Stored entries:
━━━━

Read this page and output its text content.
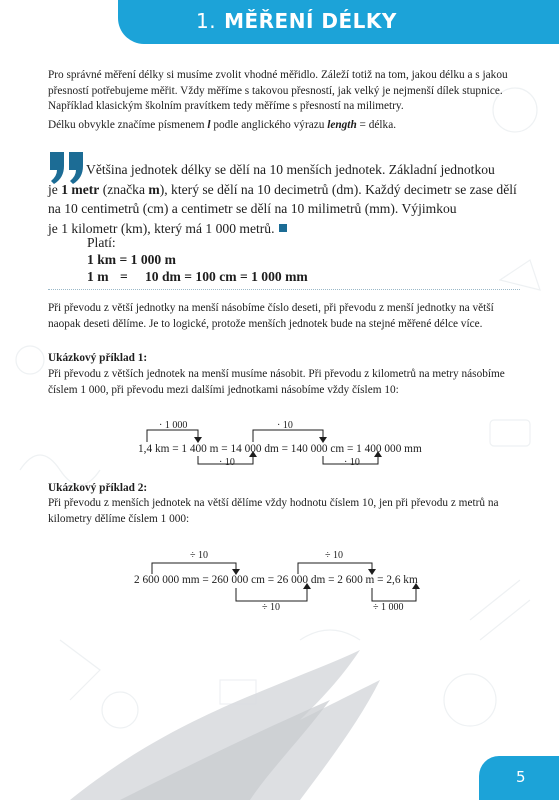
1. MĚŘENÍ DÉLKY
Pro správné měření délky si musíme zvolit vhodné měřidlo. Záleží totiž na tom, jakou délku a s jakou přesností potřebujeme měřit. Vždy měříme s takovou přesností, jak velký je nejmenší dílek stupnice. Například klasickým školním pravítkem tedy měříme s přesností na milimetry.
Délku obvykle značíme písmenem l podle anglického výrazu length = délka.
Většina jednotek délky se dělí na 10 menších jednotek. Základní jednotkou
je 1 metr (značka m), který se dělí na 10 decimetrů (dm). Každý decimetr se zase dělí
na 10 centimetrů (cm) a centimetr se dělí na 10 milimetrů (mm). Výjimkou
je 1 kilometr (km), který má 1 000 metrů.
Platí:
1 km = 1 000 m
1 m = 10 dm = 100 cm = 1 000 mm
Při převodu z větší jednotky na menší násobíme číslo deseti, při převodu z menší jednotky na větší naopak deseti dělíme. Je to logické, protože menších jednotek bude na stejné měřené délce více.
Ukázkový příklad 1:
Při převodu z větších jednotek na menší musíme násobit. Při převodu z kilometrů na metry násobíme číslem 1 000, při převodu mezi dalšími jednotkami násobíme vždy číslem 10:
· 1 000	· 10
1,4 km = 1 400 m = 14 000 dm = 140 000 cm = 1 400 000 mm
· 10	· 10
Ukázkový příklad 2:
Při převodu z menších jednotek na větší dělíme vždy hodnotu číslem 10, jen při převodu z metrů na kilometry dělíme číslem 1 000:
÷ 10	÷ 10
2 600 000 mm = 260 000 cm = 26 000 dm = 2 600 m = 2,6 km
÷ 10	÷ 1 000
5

━━━━

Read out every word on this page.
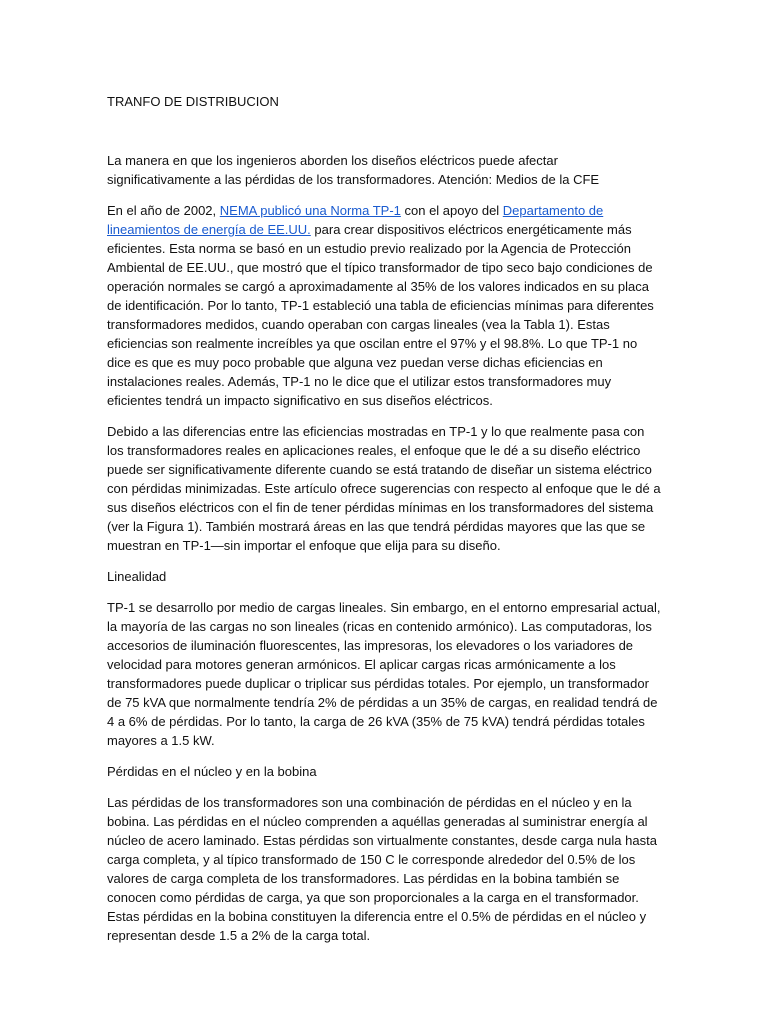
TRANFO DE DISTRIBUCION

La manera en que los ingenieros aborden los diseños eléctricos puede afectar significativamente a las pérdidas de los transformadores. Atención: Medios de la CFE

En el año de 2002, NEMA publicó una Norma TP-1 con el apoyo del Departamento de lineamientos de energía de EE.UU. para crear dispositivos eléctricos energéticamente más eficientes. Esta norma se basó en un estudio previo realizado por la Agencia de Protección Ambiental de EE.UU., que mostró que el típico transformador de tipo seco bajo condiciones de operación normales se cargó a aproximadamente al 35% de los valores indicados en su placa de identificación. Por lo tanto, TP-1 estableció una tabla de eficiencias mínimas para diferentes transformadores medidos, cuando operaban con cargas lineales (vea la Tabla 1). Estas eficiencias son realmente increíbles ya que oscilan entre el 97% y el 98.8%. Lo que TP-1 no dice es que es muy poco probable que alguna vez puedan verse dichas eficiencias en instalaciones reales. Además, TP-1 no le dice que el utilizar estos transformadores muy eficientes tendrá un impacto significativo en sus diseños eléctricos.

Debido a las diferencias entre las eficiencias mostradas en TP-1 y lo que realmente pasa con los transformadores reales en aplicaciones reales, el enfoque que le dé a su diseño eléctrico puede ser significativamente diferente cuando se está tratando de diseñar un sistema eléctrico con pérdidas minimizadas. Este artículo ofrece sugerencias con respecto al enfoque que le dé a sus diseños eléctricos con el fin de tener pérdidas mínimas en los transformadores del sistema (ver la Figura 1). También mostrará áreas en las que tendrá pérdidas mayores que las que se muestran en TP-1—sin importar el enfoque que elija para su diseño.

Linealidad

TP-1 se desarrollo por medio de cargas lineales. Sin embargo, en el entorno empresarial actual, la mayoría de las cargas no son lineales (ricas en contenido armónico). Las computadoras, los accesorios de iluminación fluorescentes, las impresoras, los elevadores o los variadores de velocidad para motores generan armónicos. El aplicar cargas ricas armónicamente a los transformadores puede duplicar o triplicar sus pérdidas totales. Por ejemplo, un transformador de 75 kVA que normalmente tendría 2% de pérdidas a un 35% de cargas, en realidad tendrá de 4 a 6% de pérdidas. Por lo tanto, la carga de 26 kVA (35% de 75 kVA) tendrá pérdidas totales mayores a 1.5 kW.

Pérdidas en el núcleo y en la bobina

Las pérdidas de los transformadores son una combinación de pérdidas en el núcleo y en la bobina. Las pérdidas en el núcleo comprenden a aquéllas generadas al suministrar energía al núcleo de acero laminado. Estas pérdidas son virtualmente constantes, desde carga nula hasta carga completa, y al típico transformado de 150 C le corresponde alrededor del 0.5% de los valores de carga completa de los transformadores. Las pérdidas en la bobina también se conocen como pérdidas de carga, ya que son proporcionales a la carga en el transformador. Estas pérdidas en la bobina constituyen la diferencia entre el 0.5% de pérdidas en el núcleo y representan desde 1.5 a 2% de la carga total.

━━━━

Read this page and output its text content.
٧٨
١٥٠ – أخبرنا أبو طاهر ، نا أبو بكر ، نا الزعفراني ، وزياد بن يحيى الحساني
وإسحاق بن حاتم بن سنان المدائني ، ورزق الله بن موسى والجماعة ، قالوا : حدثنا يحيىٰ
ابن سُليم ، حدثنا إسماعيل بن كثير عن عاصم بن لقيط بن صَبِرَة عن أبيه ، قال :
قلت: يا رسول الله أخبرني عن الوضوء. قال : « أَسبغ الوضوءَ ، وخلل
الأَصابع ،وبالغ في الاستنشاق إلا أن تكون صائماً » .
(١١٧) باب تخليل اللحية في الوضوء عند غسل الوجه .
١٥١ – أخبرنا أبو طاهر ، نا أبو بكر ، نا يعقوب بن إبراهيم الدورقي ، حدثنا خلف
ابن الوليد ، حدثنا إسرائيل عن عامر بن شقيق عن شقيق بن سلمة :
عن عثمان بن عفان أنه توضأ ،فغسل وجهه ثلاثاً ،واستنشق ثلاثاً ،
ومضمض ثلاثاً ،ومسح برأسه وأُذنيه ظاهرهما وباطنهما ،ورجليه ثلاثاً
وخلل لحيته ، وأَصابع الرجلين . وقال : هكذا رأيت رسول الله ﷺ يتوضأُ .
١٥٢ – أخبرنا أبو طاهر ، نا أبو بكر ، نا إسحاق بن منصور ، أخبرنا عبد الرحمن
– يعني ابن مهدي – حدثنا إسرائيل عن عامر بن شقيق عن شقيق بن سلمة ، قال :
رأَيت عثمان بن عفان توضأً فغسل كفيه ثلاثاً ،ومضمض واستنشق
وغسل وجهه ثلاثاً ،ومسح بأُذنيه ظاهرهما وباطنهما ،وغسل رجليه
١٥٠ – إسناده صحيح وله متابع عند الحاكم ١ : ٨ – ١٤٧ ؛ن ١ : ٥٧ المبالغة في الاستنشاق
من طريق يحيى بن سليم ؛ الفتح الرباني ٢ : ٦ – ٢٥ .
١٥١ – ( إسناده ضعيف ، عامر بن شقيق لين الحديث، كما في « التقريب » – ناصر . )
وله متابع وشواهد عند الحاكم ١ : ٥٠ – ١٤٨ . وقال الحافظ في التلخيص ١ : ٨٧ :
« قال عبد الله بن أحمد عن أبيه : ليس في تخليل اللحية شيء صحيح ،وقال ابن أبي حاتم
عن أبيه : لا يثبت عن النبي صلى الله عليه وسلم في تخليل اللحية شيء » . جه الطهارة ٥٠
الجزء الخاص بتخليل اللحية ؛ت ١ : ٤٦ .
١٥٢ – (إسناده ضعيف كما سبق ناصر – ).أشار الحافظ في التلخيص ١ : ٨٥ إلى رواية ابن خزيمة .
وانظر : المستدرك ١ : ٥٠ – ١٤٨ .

━━━━

### [Task brief]
Using the listing above, say how many of its lines contain the string "který", giving nothing but the figure.

### [Task solution]
2